— Exercise description —
Give back a single number, the count of lines containing the word "время".

═══ Data

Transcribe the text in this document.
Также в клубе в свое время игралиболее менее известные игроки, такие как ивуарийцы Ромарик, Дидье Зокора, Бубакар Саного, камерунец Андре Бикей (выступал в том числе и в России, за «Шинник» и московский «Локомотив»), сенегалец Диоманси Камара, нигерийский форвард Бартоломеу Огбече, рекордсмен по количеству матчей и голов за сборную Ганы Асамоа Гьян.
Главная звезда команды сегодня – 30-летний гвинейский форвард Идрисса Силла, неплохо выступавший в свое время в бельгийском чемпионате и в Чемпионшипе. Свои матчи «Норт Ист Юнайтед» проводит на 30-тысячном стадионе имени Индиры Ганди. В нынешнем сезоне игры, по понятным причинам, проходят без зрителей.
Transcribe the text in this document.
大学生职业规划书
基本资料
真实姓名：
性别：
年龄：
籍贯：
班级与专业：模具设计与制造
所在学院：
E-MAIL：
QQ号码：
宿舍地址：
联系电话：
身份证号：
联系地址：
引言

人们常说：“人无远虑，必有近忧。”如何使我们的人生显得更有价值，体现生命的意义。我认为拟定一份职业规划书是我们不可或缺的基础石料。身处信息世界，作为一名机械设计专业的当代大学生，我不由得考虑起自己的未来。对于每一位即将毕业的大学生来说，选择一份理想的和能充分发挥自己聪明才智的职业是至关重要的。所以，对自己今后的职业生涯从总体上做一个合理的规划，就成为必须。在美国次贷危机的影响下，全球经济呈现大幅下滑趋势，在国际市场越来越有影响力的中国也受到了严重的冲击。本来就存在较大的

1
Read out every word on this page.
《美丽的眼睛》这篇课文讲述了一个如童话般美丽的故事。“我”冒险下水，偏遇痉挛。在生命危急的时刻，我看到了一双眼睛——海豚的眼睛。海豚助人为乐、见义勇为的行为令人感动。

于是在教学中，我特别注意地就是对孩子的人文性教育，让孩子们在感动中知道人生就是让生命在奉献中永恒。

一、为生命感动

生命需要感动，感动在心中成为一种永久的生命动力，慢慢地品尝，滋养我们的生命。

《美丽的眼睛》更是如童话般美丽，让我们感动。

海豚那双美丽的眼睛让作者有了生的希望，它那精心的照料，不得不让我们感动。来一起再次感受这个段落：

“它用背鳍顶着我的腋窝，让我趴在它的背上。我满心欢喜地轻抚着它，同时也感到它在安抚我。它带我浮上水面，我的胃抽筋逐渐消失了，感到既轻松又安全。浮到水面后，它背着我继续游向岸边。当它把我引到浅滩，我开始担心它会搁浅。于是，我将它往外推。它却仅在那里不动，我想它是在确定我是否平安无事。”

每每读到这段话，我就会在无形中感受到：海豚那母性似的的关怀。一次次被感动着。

══════

— Final result —
2